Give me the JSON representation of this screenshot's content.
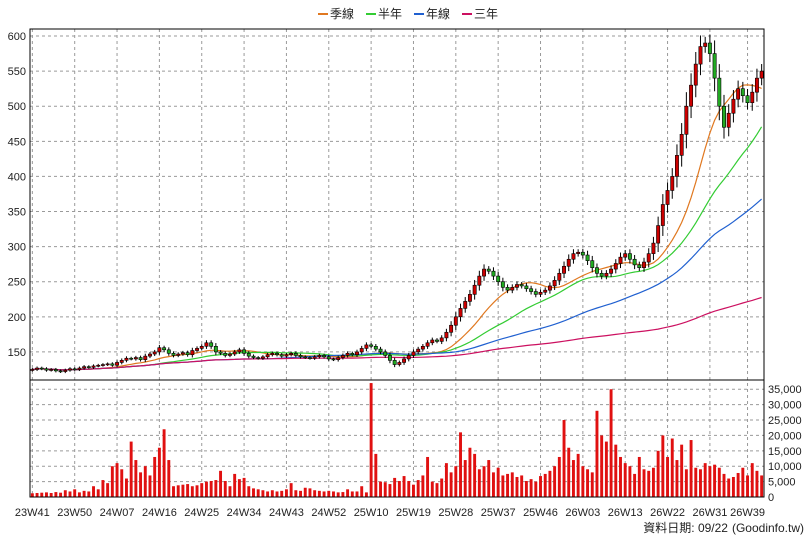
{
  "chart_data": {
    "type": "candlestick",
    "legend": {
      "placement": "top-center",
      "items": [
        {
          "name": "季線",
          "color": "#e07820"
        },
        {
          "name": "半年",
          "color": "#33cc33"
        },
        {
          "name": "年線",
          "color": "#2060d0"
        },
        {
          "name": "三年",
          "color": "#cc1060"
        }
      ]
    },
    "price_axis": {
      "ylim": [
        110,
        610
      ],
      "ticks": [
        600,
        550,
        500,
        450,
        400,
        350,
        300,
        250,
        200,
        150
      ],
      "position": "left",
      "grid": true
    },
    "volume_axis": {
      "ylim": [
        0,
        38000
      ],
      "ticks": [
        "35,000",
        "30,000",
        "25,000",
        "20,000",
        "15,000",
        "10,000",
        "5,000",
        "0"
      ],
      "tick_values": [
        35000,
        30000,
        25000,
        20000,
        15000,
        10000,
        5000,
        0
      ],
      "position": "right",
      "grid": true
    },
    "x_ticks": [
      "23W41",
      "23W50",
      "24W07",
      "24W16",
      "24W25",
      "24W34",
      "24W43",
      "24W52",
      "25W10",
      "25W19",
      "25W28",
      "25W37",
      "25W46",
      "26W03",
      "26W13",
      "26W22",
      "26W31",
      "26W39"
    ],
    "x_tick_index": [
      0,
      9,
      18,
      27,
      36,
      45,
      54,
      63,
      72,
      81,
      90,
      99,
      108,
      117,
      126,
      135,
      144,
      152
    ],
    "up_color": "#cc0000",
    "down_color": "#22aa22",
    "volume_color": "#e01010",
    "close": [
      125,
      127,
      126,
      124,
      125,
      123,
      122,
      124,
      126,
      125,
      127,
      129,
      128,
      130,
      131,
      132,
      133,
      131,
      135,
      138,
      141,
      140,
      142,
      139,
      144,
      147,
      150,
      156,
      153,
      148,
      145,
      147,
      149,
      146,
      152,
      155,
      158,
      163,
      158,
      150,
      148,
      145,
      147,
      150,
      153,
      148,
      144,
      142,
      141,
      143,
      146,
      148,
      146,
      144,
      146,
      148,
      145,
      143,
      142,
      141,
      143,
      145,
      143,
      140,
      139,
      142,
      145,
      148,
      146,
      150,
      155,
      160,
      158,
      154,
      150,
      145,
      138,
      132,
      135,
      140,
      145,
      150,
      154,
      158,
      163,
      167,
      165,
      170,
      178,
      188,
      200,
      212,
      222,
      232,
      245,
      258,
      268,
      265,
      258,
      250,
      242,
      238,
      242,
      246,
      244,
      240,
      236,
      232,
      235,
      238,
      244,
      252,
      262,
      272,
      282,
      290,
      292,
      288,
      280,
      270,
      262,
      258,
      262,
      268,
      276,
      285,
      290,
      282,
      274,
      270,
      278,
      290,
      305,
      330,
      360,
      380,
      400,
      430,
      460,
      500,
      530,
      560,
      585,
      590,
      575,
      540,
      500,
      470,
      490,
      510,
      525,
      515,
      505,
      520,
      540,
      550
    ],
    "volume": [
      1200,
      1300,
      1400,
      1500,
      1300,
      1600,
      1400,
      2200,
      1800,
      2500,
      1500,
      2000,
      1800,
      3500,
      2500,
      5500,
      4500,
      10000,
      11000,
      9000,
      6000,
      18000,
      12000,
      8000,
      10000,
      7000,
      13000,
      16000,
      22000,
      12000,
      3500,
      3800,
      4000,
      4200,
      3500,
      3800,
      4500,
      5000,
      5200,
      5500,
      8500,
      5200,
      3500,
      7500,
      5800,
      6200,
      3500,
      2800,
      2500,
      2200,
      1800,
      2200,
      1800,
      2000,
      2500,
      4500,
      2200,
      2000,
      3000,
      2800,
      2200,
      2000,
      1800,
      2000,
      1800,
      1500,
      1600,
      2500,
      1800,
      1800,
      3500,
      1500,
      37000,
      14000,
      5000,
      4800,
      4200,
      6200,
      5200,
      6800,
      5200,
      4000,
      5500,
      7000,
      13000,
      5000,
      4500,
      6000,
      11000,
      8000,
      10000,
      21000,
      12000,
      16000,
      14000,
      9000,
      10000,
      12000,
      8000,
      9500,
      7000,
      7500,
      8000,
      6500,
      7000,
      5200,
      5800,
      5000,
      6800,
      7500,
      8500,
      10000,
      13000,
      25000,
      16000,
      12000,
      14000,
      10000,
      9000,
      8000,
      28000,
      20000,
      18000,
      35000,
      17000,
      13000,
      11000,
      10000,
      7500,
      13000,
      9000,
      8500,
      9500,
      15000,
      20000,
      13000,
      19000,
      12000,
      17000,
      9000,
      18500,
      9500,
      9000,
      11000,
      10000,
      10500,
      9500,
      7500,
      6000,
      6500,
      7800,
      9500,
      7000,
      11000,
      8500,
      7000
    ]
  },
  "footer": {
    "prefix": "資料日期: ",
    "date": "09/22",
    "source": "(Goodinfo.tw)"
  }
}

★ ★ ★

Produce an exact copy of each line of data, skipping embedded images.

Give me the JSON representation of this screenshot's content.
{
  "chart_data": {
    "type": "candlestick",
    "legend": {
      "placement": "top-center",
      "items": [
        {
          "name": "季線",
          "color": "#e07820"
        },
        {
          "name": "半年",
          "color": "#33cc33"
        },
        {
          "name": "年線",
          "color": "#2060d0"
        },
        {
          "name": "三年",
          "color": "#cc1060"
        }
      ]
    },
    "price_axis": {
      "ylim": [
        110,
        610
      ],
      "ticks": [
        600,
        550,
        500,
        450,
        400,
        350,
        300,
        250,
        200,
        150
      ],
      "position": "left",
      "grid": true
    },
    "volume_axis": {
      "ylim": [
        0,
        38000
      ],
      "ticks": [
        "35,000",
        "30,000",
        "25,000",
        "20,000",
        "15,000",
        "10,000",
        "5,000",
        "0"
      ],
      "tick_values": [
        35000,
        30000,
        25000,
        20000,
        15000,
        10000,
        5000,
        0
      ],
      "position": "right",
      "grid": true
    },
    "x_ticks": [
      "23W41",
      "23W50",
      "24W07",
      "24W16",
      "24W25",
      "24W34",
      "24W43",
      "24W52",
      "25W10",
      "25W19",
      "25W28",
      "25W37",
      "25W46",
      "26W03",
      "26W13",
      "26W22",
      "26W31",
      "26W39"
    ],
    "x_tick_index": [
      0,
      9,
      18,
      27,
      36,
      45,
      54,
      63,
      72,
      81,
      90,
      99,
      108,
      117,
      126,
      135,
      144,
      152
    ],
    "up_color": "#cc0000",
    "down_color": "#22aa22",
    "volume_color": "#e01010",
    "close": [
      125,
      127,
      126,
      124,
      125,
      123,
      122,
      124,
      126,
      125,
      127,
      129,
      128,
      130,
      131,
      132,
      133,
      131,
      135,
      138,
      141,
      140,
      142,
      139,
      144,
      147,
      150,
      156,
      153,
      148,
      145,
      147,
      149,
      146,
      152,
      155,
      158,
      163,
      158,
      150,
      148,
      145,
      147,
      150,
      153,
      148,
      144,
      142,
      141,
      143,
      146,
      148,
      146,
      144,
      146,
      148,
      145,
      143,
      142,
      141,
      143,
      145,
      143,
      140,
      139,
      142,
      145,
      148,
      146,
      150,
      155,
      160,
      158,
      154,
      150,
      145,
      138,
      132,
      135,
      140,
      145,
      150,
      154,
      158,
      163,
      167,
      165,
      170,
      178,
      188,
      200,
      212,
      222,
      232,
      245,
      258,
      268,
      265,
      258,
      250,
      242,
      238,
      242,
      246,
      244,
      240,
      236,
      232,
      235,
      238,
      244,
      252,
      262,
      272,
      282,
      290,
      292,
      288,
      280,
      270,
      262,
      258,
      262,
      268,
      276,
      285,
      290,
      282,
      274,
      270,
      278,
      290,
      305,
      330,
      360,
      380,
      400,
      430,
      460,
      500,
      530,
      560,
      585,
      590,
      575,
      540,
      500,
      470,
      490,
      510,
      525,
      515,
      505,
      520,
      540,
      550
    ],
    "volume": [
      1200,
      1300,
      1400,
      1500,
      1300,
      1600,
      1400,
      2200,
      1800,
      2500,
      1500,
      2000,
      1800,
      3500,
      2500,
      5500,
      4500,
      10000,
      11000,
      9000,
      6000,
      18000,
      12000,
      8000,
      10000,
      7000,
      13000,
      16000,
      22000,
      12000,
      3500,
      3800,
      4000,
      4200,
      3500,
      3800,
      4500,
      5000,
      5200,
      5500,
      8500,
      5200,
      3500,
      7500,
      5800,
      6200,
      3500,
      2800,
      2500,
      2200,
      1800,
      2200,
      1800,
      2000,
      2500,
      4500,
      2200,
      2000,
      3000,
      2800,
      2200,
      2000,
      1800,
      2000,
      1800,
      1500,
      1600,
      2500,
      1800,
      1800,
      3500,
      1500,
      37000,
      14000,
      5000,
      4800,
      4200,
      6200,
      5200,
      6800,
      5200,
      4000,
      5500,
      7000,
      13000,
      5000,
      4500,
      6000,
      11000,
      8000,
      10000,
      21000,
      12000,
      16000,
      14000,
      9000,
      10000,
      12000,
      8000,
      9500,
      7000,
      7500,
      8000,
      6500,
      7000,
      5200,
      5800,
      5000,
      6800,
      7500,
      8500,
      10000,
      13000,
      25000,
      16000,
      12000,
      14000,
      10000,
      9000,
      8000,
      28000,
      20000,
      18000,
      35000,
      17000,
      13000,
      11000,
      10000,
      7500,
      13000,
      9000,
      8500,
      9500,
      15000,
      20000,
      13000,
      19000,
      12000,
      17000,
      9000,
      18500,
      9500,
      9000,
      11000,
      10000,
      10500,
      9500,
      7500,
      6000,
      6500,
      7800,
      9500,
      7000,
      11000,
      8500,
      7000
    ]
  },
  "footer": {
    "prefix": "資料日期: ",
    "date": "09/22",
    "source": "(Goodinfo.tw)"
  }
}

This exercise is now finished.